>> Start Material shown
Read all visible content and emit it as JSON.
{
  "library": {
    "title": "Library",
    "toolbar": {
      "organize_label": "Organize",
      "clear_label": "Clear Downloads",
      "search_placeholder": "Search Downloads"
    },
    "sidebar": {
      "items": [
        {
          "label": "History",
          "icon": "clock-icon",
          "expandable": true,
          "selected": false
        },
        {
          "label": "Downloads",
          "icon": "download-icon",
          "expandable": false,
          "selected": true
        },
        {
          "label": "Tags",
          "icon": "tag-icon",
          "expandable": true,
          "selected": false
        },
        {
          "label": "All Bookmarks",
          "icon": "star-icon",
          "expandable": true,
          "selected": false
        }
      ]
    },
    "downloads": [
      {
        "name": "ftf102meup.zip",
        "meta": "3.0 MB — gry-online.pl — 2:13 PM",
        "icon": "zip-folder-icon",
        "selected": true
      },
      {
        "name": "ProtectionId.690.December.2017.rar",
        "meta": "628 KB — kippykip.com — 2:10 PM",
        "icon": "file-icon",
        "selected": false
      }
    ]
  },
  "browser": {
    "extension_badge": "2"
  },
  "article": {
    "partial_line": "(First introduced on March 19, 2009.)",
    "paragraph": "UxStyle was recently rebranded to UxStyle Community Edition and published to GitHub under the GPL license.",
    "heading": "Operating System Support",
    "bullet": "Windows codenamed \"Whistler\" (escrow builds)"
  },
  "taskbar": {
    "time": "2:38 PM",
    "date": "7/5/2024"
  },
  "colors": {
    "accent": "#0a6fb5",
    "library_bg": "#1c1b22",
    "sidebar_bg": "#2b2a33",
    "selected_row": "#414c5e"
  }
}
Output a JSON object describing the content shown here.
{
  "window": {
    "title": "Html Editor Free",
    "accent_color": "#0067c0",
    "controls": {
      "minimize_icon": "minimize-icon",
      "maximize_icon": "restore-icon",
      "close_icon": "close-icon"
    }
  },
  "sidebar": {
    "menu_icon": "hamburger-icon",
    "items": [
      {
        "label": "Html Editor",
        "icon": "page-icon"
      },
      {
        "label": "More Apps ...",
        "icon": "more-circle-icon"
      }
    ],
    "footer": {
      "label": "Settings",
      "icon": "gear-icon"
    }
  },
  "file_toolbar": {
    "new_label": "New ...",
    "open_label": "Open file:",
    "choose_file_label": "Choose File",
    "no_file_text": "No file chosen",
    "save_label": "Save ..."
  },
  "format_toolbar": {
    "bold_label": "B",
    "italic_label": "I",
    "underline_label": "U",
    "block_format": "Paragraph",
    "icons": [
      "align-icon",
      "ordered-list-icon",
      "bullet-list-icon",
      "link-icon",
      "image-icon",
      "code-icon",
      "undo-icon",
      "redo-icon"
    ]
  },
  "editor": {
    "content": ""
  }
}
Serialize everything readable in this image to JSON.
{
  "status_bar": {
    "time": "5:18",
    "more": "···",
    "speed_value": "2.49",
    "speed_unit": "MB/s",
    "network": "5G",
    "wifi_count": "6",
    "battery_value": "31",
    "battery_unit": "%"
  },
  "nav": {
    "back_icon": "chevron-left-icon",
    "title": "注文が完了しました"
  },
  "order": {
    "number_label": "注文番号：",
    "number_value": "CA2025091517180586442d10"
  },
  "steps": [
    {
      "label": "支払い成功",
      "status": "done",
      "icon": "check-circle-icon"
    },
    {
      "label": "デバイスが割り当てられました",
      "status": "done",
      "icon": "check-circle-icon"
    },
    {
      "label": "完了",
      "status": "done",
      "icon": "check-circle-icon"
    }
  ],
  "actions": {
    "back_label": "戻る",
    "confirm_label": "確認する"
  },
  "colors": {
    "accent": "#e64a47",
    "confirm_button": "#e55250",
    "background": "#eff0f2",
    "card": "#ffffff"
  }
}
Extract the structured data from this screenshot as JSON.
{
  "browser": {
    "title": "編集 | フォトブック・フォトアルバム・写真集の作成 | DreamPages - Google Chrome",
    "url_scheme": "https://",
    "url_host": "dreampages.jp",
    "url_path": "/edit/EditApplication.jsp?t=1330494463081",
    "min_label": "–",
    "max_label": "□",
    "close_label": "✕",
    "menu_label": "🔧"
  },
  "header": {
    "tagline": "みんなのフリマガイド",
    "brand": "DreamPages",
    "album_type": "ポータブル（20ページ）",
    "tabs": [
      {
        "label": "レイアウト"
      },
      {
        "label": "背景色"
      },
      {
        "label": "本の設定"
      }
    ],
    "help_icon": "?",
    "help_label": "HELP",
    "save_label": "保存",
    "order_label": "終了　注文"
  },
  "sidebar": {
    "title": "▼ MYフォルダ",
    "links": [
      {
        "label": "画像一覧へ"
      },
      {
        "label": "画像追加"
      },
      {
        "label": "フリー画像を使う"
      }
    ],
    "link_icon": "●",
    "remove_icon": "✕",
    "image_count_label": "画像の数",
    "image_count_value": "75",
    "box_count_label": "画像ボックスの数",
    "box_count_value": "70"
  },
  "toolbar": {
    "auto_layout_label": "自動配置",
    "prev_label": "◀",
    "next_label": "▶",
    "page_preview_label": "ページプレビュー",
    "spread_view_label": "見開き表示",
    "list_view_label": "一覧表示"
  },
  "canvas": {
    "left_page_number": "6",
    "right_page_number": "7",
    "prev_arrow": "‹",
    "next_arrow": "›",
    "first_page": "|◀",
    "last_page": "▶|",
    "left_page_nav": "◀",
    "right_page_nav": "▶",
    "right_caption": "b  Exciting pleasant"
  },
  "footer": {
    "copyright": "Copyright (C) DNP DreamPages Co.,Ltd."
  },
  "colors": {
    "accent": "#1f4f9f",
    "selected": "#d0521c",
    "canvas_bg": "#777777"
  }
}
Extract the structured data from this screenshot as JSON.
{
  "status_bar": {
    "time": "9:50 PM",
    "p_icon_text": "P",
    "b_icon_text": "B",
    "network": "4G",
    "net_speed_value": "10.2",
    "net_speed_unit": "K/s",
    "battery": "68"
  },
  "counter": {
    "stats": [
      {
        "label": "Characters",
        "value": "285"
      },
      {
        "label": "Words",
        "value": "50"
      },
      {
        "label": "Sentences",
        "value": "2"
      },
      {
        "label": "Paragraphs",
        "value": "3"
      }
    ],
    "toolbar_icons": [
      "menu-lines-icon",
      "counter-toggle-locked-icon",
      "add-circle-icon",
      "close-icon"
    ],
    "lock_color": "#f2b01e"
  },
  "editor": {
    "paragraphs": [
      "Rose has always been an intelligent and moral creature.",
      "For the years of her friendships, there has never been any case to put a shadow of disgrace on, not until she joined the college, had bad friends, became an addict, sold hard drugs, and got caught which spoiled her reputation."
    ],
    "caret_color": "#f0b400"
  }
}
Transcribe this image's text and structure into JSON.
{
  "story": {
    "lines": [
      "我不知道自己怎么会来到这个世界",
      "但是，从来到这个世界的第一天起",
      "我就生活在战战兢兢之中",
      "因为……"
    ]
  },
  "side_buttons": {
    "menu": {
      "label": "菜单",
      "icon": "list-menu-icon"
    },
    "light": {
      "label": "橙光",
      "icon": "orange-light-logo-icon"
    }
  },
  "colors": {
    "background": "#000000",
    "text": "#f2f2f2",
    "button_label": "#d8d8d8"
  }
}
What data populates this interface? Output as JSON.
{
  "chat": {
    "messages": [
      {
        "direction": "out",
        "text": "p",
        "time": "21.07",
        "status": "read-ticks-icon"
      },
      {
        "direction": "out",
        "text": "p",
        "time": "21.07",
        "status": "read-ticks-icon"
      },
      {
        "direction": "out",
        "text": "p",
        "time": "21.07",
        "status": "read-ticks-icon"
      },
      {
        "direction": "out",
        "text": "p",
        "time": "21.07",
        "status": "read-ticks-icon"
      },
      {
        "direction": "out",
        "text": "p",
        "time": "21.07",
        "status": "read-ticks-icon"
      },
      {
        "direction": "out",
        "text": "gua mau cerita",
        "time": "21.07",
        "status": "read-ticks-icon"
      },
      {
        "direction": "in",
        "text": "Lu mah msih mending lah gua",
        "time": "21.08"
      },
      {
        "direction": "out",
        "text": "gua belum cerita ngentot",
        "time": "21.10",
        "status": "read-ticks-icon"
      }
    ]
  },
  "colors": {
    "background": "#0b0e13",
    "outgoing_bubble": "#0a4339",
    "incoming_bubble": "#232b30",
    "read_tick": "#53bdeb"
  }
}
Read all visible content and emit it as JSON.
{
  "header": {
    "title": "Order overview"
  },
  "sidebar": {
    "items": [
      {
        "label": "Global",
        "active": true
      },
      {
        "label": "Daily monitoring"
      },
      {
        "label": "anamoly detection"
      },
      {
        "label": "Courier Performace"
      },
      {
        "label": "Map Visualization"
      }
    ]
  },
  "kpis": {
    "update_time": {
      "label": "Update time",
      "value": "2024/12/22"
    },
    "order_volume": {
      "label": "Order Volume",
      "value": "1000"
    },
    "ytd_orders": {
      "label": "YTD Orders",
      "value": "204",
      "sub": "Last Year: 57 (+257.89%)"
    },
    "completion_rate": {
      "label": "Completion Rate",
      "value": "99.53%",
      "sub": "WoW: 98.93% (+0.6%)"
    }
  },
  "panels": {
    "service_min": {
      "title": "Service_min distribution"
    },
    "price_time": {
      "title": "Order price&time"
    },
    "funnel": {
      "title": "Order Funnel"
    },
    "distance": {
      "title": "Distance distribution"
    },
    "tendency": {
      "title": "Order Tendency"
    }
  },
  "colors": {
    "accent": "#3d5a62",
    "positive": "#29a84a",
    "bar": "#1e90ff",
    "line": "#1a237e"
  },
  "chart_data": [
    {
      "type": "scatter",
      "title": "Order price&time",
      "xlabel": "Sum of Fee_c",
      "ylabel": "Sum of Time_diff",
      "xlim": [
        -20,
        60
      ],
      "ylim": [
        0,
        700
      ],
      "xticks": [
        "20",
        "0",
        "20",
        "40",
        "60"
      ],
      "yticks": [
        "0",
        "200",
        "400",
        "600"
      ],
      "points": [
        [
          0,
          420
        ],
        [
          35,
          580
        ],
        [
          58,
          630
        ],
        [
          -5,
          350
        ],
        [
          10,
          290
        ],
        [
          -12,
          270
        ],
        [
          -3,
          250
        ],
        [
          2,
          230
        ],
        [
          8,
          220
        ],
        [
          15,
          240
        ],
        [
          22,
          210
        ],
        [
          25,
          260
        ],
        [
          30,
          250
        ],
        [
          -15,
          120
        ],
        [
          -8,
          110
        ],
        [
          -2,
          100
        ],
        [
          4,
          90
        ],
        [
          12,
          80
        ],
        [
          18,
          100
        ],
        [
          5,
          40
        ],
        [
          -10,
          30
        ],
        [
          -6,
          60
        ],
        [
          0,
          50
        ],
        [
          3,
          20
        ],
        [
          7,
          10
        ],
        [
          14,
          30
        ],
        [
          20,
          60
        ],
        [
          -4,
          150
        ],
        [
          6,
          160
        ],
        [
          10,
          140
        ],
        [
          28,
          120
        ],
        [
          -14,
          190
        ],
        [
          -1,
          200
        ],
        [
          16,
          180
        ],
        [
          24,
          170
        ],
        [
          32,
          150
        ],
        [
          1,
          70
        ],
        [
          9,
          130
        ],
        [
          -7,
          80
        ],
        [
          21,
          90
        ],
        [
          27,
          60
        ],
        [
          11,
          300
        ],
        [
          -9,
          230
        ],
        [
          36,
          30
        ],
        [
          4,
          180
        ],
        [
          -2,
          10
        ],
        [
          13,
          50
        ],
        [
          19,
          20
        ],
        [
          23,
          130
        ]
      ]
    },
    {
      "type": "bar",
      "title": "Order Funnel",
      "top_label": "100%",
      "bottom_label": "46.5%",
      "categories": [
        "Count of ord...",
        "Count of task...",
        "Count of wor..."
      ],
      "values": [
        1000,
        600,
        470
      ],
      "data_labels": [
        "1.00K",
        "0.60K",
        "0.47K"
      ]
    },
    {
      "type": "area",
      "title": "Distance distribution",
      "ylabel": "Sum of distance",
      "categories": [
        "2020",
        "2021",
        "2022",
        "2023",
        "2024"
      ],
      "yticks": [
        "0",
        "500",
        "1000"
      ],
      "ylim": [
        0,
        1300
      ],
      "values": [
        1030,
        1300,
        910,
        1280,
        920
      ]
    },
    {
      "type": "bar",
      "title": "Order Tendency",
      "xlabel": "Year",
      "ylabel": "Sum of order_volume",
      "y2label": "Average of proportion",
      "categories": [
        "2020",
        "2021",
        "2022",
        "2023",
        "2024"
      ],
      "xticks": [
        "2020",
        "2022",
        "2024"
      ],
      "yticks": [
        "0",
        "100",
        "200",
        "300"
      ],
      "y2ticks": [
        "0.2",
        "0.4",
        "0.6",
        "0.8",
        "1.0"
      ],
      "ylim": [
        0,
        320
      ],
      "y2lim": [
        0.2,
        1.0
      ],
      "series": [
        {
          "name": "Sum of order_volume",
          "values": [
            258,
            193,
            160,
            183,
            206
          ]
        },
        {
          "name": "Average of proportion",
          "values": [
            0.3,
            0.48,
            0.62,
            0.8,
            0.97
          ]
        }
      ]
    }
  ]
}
>> End Material shown
■ Task
Check each line of the records for the word "counter", and show the lines that contain it.

■ Full output
  "counter": {
      "counter-toggle-locked-icon",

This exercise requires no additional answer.